----- Task material

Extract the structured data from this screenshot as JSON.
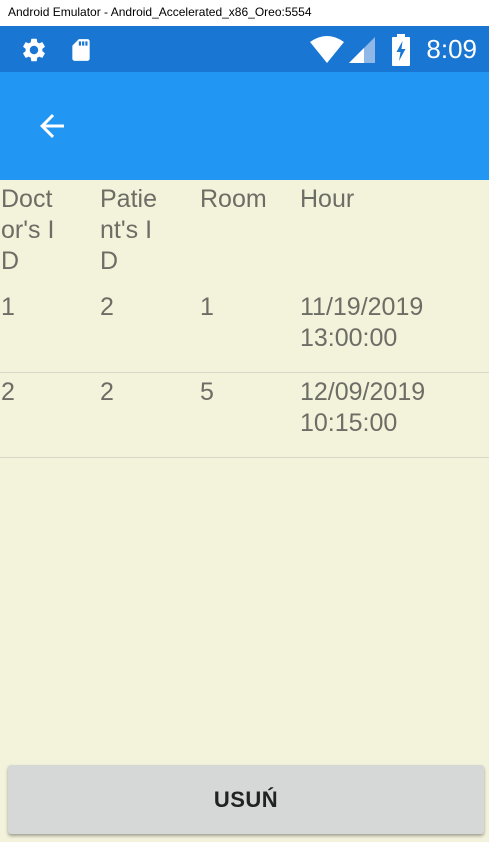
{
  "window": {
    "title": "Android Emulator - Android_Accelerated_x86_Oreo:5554"
  },
  "status_bar": {
    "time": "8:09",
    "left_icons": [
      "gear-icon",
      "sd-card-icon"
    ],
    "right_icons": [
      "wifi-icon",
      "cell-signal-icon",
      "battery-charging-icon"
    ],
    "color": "#1976d2"
  },
  "action_bar": {
    "back_icon": "arrow-left-icon",
    "color": "#2196f3"
  },
  "table": {
    "headers": [
      "Doctor's ID",
      "Patient's ID",
      "Room",
      "Hour"
    ],
    "rows": [
      [
        "1",
        "2",
        "1",
        "11/19/2019 13:00:00"
      ],
      [
        "2",
        "2",
        "5",
        "12/09/2019 10:15:00"
      ]
    ],
    "background": "#f3f3dc"
  },
  "actions": {
    "delete_label": "USUŃ"
  }
}
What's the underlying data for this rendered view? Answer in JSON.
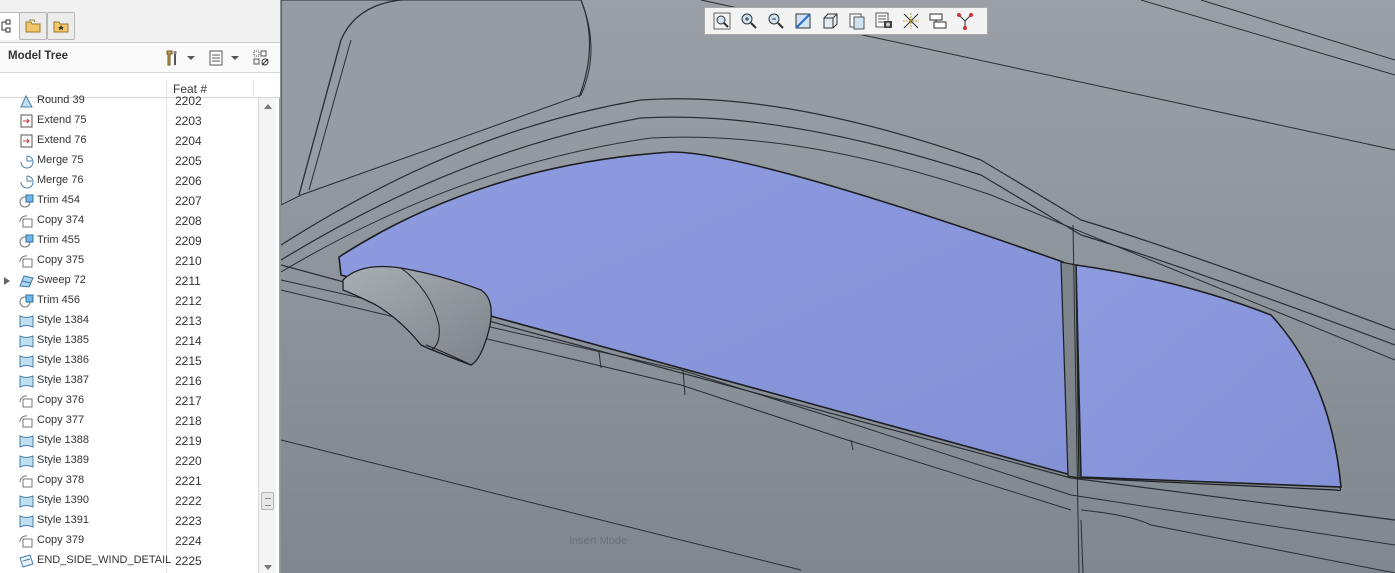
{
  "model_tree": {
    "title": "Model Tree",
    "column_feat": "Feat #",
    "rows": [
      {
        "name": "Round 39",
        "num": "2202",
        "icon": "round-icon"
      },
      {
        "name": "Extend 75",
        "num": "2203",
        "icon": "extend-icon"
      },
      {
        "name": "Extend 76",
        "num": "2204",
        "icon": "extend-icon"
      },
      {
        "name": "Merge 75",
        "num": "2205",
        "icon": "merge-icon"
      },
      {
        "name": "Merge 76",
        "num": "2206",
        "icon": "merge-icon"
      },
      {
        "name": "Trim 454",
        "num": "2207",
        "icon": "trim-icon"
      },
      {
        "name": "Copy 374",
        "num": "2208",
        "icon": "copy-icon"
      },
      {
        "name": "Trim 455",
        "num": "2209",
        "icon": "trim-icon"
      },
      {
        "name": "Copy 375",
        "num": "2210",
        "icon": "copy-icon"
      },
      {
        "name": "Sweep 72",
        "num": "2211",
        "icon": "sweep-icon"
      },
      {
        "name": "Trim 456",
        "num": "2212",
        "icon": "trim-icon"
      },
      {
        "name": "Style 1384",
        "num": "2213",
        "icon": "style-icon"
      },
      {
        "name": "Style 1385",
        "num": "2214",
        "icon": "style-icon"
      },
      {
        "name": "Style 1386",
        "num": "2215",
        "icon": "style-icon"
      },
      {
        "name": "Style 1387",
        "num": "2216",
        "icon": "style-icon"
      },
      {
        "name": "Copy 376",
        "num": "2217",
        "icon": "copy-icon"
      },
      {
        "name": "Copy 377",
        "num": "2218",
        "icon": "copy-icon"
      },
      {
        "name": "Style 1388",
        "num": "2219",
        "icon": "style-icon"
      },
      {
        "name": "Style 1389",
        "num": "2220",
        "icon": "style-icon"
      },
      {
        "name": "Copy 378",
        "num": "2221",
        "icon": "copy-icon"
      },
      {
        "name": "Style 1390",
        "num": "2222",
        "icon": "style-icon"
      },
      {
        "name": "Style 1391",
        "num": "2223",
        "icon": "style-icon"
      },
      {
        "name": "Copy 379",
        "num": "2224",
        "icon": "copy-icon"
      },
      {
        "name": "END_SIDE_WIND_DETAIL",
        "num": "2225",
        "icon": "end-marker-icon"
      }
    ]
  },
  "viewport": {
    "status_text": "Insert Mode",
    "toolbar_icons": [
      "zoom-fit-icon",
      "zoom-in-icon",
      "zoom-out-icon",
      "reorient-icon",
      "display-style-icon",
      "saved-views-icon",
      "view-manager-icon",
      "datum-display-icon",
      "annotation-display-icon",
      "spin-center-icon"
    ]
  },
  "colors": {
    "glass": "#8c98dc",
    "body": "#8e959c",
    "panel": "#ffffff"
  }
}
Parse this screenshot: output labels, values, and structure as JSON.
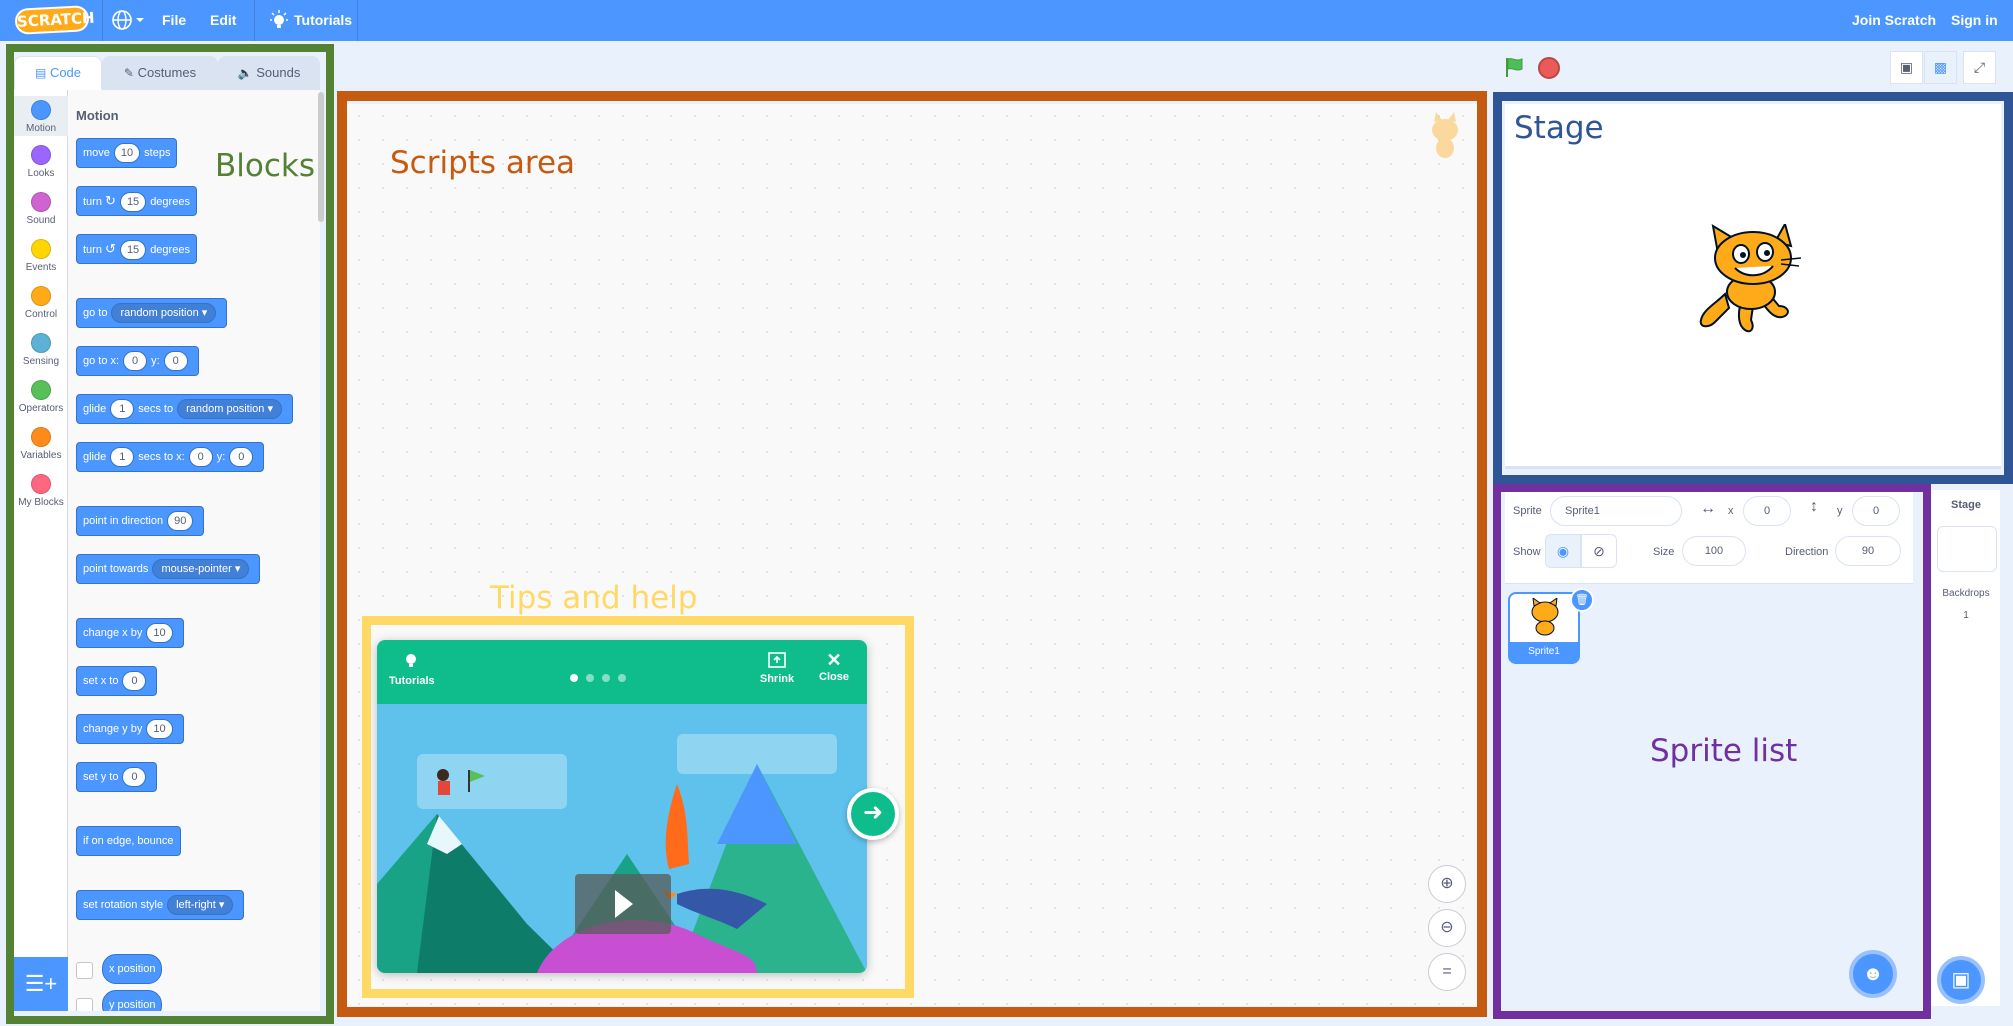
{
  "menubar": {
    "logo": "SCRATCH",
    "file": "File",
    "edit": "Edit",
    "tutorials": "Tutorials",
    "join": "Join Scratch",
    "signin": "Sign in"
  },
  "tabs": {
    "code": "Code",
    "costumes": "Costumes",
    "sounds": "Sounds"
  },
  "categories": [
    {
      "label": "Motion",
      "color": "#4c97ff"
    },
    {
      "label": "Looks",
      "color": "#9966ff"
    },
    {
      "label": "Sound",
      "color": "#cf63cf"
    },
    {
      "label": "Events",
      "color": "#ffd500"
    },
    {
      "label": "Control",
      "color": "#ffab19"
    },
    {
      "label": "Sensing",
      "color": "#5cb1d6"
    },
    {
      "label": "Operators",
      "color": "#59c059"
    },
    {
      "label": "Variables",
      "color": "#ff8c1a"
    },
    {
      "label": "My Blocks",
      "color": "#ff6680"
    }
  ],
  "palette": {
    "title": "Motion",
    "move": {
      "a": "move",
      "v": "10",
      "b": "steps"
    },
    "turn_right": {
      "a": "turn",
      "icon": "↻",
      "v": "15",
      "b": "degrees"
    },
    "turn_left": {
      "a": "turn",
      "icon": "↺",
      "v": "15",
      "b": "degrees"
    },
    "goto": {
      "a": "go to",
      "dd": "random position"
    },
    "gotoxy": {
      "a": "go to x:",
      "x": "0",
      "b": "y:",
      "y": "0"
    },
    "glide_to": {
      "a": "glide",
      "v": "1",
      "b": "secs to",
      "dd": "random position"
    },
    "glide_xy": {
      "a": "glide",
      "v": "1",
      "b": "secs to x:",
      "x": "0",
      "c": "y:",
      "y": "0"
    },
    "point_dir": {
      "a": "point in direction",
      "v": "90"
    },
    "point_towards": {
      "a": "point towards",
      "dd": "mouse-pointer"
    },
    "change_x": {
      "a": "change x by",
      "v": "10"
    },
    "set_x": {
      "a": "set x to",
      "v": "0"
    },
    "change_y": {
      "a": "change y by",
      "v": "10"
    },
    "set_y": {
      "a": "set y to",
      "v": "0"
    },
    "bounce": "if on edge, bounce",
    "rot_style": {
      "a": "set rotation style",
      "dd": "left-right"
    },
    "x_pos": "x position",
    "y_pos": "y position"
  },
  "tutorial": {
    "tutorials": "Tutorials",
    "shrink": "Shrink",
    "close": "Close"
  },
  "sprite_info": {
    "sprite_label": "Sprite",
    "sprite_name": "Sprite1",
    "x_label": "x",
    "x": "0",
    "y_label": "y",
    "y": "0",
    "show_label": "Show",
    "size_label": "Size",
    "size": "100",
    "direction_label": "Direction",
    "direction": "90"
  },
  "sprite_list": {
    "thumb_name": "Sprite1"
  },
  "stage_pane": {
    "title": "Stage",
    "backdrops_label": "Backdrops",
    "backdrops_count": "1"
  },
  "annotations": {
    "blocks": "Blocks",
    "scripts": "Scripts area",
    "tips": "Tips and help",
    "stage": "Stage",
    "sprites": "Sprite list"
  },
  "colors": {
    "blocks_frame": "#548235",
    "scripts_frame": "#c55a11",
    "tips_frame": "#ffd966",
    "stage_frame": "#2f5597",
    "sprites_frame": "#7030a0"
  }
}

----------

Written problem >>
Find all the lines containing "data" in the material, then copy them.

Answer to this problem >>
Extract the structured data from this screenshot as JSON.
What's the underlying data for this rendered view? Answer in JSON.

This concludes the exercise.